[Chart and figure data]
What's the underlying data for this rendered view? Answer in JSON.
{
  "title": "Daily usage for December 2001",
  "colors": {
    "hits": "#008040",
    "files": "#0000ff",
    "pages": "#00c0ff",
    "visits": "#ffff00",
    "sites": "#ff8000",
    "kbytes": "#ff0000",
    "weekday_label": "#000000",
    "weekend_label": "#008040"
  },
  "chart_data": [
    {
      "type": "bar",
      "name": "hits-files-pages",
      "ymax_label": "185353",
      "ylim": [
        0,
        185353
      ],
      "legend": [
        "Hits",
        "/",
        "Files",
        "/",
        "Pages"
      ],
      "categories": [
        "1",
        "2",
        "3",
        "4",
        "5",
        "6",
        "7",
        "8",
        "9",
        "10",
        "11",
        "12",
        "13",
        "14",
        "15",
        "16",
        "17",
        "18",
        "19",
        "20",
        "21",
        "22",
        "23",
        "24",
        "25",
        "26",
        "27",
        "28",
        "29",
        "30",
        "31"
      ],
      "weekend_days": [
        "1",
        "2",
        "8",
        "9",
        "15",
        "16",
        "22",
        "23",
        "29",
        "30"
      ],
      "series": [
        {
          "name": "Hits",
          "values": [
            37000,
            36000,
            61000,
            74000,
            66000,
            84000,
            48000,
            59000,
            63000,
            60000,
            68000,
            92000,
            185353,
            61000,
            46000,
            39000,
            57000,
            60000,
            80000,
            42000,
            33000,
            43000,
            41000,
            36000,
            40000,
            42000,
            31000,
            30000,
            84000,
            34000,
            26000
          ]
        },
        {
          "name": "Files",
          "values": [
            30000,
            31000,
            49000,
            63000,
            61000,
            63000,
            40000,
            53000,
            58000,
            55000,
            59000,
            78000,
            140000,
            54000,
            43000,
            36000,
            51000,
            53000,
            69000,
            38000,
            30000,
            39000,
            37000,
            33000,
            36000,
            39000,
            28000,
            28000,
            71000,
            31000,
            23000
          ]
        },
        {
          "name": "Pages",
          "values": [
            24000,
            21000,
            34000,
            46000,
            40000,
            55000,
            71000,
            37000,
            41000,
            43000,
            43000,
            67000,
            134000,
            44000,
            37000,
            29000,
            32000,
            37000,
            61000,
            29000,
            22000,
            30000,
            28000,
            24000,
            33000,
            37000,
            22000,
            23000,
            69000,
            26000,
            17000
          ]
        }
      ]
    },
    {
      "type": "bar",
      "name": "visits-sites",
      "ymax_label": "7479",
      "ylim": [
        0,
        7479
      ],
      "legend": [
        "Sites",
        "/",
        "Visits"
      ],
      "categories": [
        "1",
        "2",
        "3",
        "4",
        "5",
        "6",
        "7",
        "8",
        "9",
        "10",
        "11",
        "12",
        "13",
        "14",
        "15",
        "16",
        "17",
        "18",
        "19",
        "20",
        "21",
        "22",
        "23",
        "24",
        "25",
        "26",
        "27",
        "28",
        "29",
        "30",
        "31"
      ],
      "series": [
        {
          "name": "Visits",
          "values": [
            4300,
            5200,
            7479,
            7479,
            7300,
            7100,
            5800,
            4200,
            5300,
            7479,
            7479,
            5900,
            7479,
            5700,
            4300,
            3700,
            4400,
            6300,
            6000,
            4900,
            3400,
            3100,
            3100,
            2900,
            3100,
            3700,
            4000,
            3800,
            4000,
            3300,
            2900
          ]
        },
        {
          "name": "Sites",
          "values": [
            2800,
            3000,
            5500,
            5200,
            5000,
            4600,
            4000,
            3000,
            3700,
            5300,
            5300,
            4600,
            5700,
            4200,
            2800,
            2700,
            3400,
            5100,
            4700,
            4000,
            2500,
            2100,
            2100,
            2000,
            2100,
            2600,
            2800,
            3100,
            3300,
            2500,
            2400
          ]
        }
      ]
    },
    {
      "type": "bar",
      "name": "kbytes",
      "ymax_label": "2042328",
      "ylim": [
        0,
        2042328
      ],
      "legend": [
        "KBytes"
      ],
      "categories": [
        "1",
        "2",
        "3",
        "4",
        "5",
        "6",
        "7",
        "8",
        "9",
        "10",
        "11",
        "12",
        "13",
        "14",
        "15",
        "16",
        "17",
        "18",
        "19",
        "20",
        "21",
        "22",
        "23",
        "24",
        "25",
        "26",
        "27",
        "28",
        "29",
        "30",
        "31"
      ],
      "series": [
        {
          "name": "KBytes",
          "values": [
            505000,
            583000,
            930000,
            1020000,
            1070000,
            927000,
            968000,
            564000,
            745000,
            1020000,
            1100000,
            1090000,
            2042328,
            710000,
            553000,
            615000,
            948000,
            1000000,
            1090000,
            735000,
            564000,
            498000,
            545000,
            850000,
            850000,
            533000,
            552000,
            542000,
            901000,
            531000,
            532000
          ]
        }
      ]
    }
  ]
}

**Exercise instructions**
Reproduce each record exactly, leaving nothing out.

**Task result**
What's the underlying data for this rendered view? Answer in JSON.
{
  "title": "Daily usage for December 2001",
  "colors": {
    "hits": "#008040",
    "files": "#0000ff",
    "pages": "#00c0ff",
    "visits": "#ffff00",
    "sites": "#ff8000",
    "kbytes": "#ff0000",
    "weekday_label": "#000000",
    "weekend_label": "#008040"
  },
  "chart_data": [
    {
      "type": "bar",
      "name": "hits-files-pages",
      "ymax_label": "185353",
      "ylim": [
        0,
        185353
      ],
      "legend": [
        "Hits",
        "/",
        "Files",
        "/",
        "Pages"
      ],
      "categories": [
        "1",
        "2",
        "3",
        "4",
        "5",
        "6",
        "7",
        "8",
        "9",
        "10",
        "11",
        "12",
        "13",
        "14",
        "15",
        "16",
        "17",
        "18",
        "19",
        "20",
        "21",
        "22",
        "23",
        "24",
        "25",
        "26",
        "27",
        "28",
        "29",
        "30",
        "31"
      ],
      "weekend_days": [
        "1",
        "2",
        "8",
        "9",
        "15",
        "16",
        "22",
        "23",
        "29",
        "30"
      ],
      "series": [
        {
          "name": "Hits",
          "values": [
            37000,
            36000,
            61000,
            74000,
            66000,
            84000,
            48000,
            59000,
            63000,
            60000,
            68000,
            92000,
            185353,
            61000,
            46000,
            39000,
            57000,
            60000,
            80000,
            42000,
            33000,
            43000,
            41000,
            36000,
            40000,
            42000,
            31000,
            30000,
            84000,
            34000,
            26000
          ]
        },
        {
          "name": "Files",
          "values": [
            30000,
            31000,
            49000,
            63000,
            61000,
            63000,
            40000,
            53000,
            58000,
            55000,
            59000,
            78000,
            140000,
            54000,
            43000,
            36000,
            51000,
            53000,
            69000,
            38000,
            30000,
            39000,
            37000,
            33000,
            36000,
            39000,
            28000,
            28000,
            71000,
            31000,
            23000
          ]
        },
        {
          "name": "Pages",
          "values": [
            24000,
            21000,
            34000,
            46000,
            40000,
            55000,
            71000,
            37000,
            41000,
            43000,
            43000,
            67000,
            134000,
            44000,
            37000,
            29000,
            32000,
            37000,
            61000,
            29000,
            22000,
            30000,
            28000,
            24000,
            33000,
            37000,
            22000,
            23000,
            69000,
            26000,
            17000
          ]
        }
      ]
    },
    {
      "type": "bar",
      "name": "visits-sites",
      "ymax_label": "7479",
      "ylim": [
        0,
        7479
      ],
      "legend": [
        "Sites",
        "/",
        "Visits"
      ],
      "categories": [
        "1",
        "2",
        "3",
        "4",
        "5",
        "6",
        "7",
        "8",
        "9",
        "10",
        "11",
        "12",
        "13",
        "14",
        "15",
        "16",
        "17",
        "18",
        "19",
        "20",
        "21",
        "22",
        "23",
        "24",
        "25",
        "26",
        "27",
        "28",
        "29",
        "30",
        "31"
      ],
      "series": [
        {
          "name": "Visits",
          "values": [
            4300,
            5200,
            7479,
            7479,
            7300,
            7100,
            5800,
            4200,
            5300,
            7479,
            7479,
            5900,
            7479,
            5700,
            4300,
            3700,
            4400,
            6300,
            6000,
            4900,
            3400,
            3100,
            3100,
            2900,
            3100,
            3700,
            4000,
            3800,
            4000,
            3300,
            2900
          ]
        },
        {
          "name": "Sites",
          "values": [
            2800,
            3000,
            5500,
            5200,
            5000,
            4600,
            4000,
            3000,
            3700,
            5300,
            5300,
            4600,
            5700,
            4200,
            2800,
            2700,
            3400,
            5100,
            4700,
            4000,
            2500,
            2100,
            2100,
            2000,
            2100,
            2600,
            2800,
            3100,
            3300,
            2500,
            2400
          ]
        }
      ]
    },
    {
      "type": "bar",
      "name": "kbytes",
      "ymax_label": "2042328",
      "ylim": [
        0,
        2042328
      ],
      "legend": [
        "KBytes"
      ],
      "categories": [
        "1",
        "2",
        "3",
        "4",
        "5",
        "6",
        "7",
        "8",
        "9",
        "10",
        "11",
        "12",
        "13",
        "14",
        "15",
        "16",
        "17",
        "18",
        "19",
        "20",
        "21",
        "22",
        "23",
        "24",
        "25",
        "26",
        "27",
        "28",
        "29",
        "30",
        "31"
      ],
      "series": [
        {
          "name": "KBytes",
          "values": [
            505000,
            583000,
            930000,
            1020000,
            1070000,
            927000,
            968000,
            564000,
            745000,
            1020000,
            1100000,
            1090000,
            2042328,
            710000,
            553000,
            615000,
            948000,
            1000000,
            1090000,
            735000,
            564000,
            498000,
            545000,
            850000,
            850000,
            533000,
            552000,
            542000,
            901000,
            531000,
            532000
          ]
        }
      ]
    }
  ]
}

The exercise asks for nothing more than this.